The exercise>
Of all the lines in these entries, how many contain the string "plus"? Give only that count.

Information supplied>
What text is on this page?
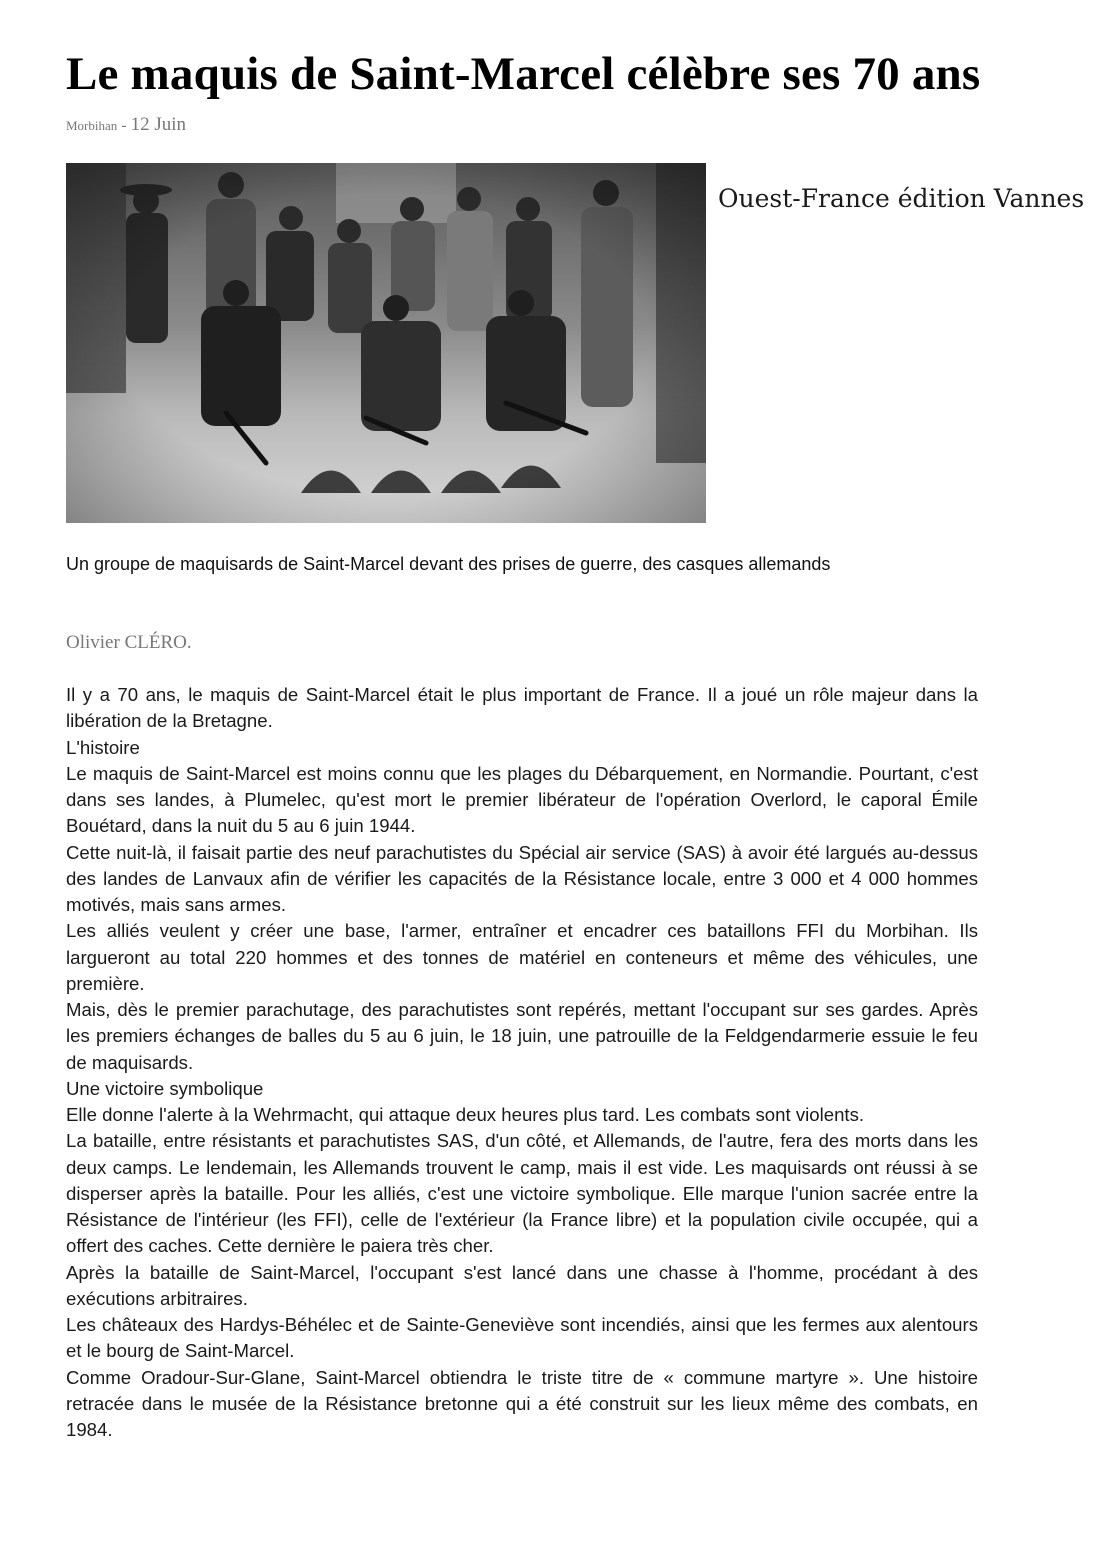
Le maquis de Saint-Marcel célèbre ses 70 ans
Morbihan - 12 Juin
Ouest-France édition Vannes

Un groupe de maquisards de Saint-Marcel devant des prises de guerre, des casques allemands

Olivier CLÉRO.

Il y a 70 ans, le maquis de Saint-Marcel était le plus important de France. Il a joué un rôle majeur dans la libération de la Bretagne.

L'histoire

Le maquis de Saint-Marcel est moins connu que les plages du Débarquement, en Normandie. Pourtant, c'est dans ses landes, à Plumelec, qu'est mort le premier libérateur de l'opération Overlord, le caporal Émile Bouétard, dans la nuit du 5 au 6 juin 1944.

Cette nuit-là, il faisait partie des neuf parachutistes du Spécial air service (SAS) à avoir été largués au-dessus des landes de Lanvaux afin de vérifier les capacités de la Résistance locale, entre 3 000 et 4 000 hommes motivés, mais sans armes.

Les alliés veulent y créer une base, l'armer, entraîner et encadrer ces bataillons FFI du Morbihan. Ils largueront au total 220 hommes et des tonnes de matériel en conteneurs et même des véhicules, une première.

Mais, dès le premier parachutage, des parachutistes sont repérés, mettant l'occupant sur ses gardes. Après les premiers échanges de balles du 5 au 6 juin, le 18 juin, une patrouille de la Feldgendarmerie essuie le feu de maquisards.

Une victoire symbolique

Elle donne l'alerte à la Wehrmacht, qui attaque deux heures plus tard. Les combats sont violents.

La bataille, entre résistants et parachutistes SAS, d'un côté, et Allemands, de l'autre, fera des morts dans les deux camps. Le lendemain, les Allemands trouvent le camp, mais il est vide. Les maquisards ont réussi à se disperser après la bataille. Pour les alliés, c'est une victoire symbolique. Elle marque l'union sacrée entre la Résistance de l'intérieur (les FFI), celle de l'extérieur (la France libre) et la population civile occupée, qui a offert des caches. Cette dernière le paiera très cher.

Après la bataille de Saint-Marcel, l'occupant s'est lancé dans une chasse à l'homme, procédant à des exécutions arbitraires.

Les châteaux des Hardys-Béhélec et de Sainte-Geneviève sont incendiés, ainsi que les fermes aux alentours et le bourg de Saint-Marcel.

Comme Oradour-Sur-Glane, Saint-Marcel obtiendra le triste titre de « commune martyre ». Une histoire retracée dans le musée de la Résistance bretonne qui a été construit sur les lieux même des combats, en 1984.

Expected answer>
2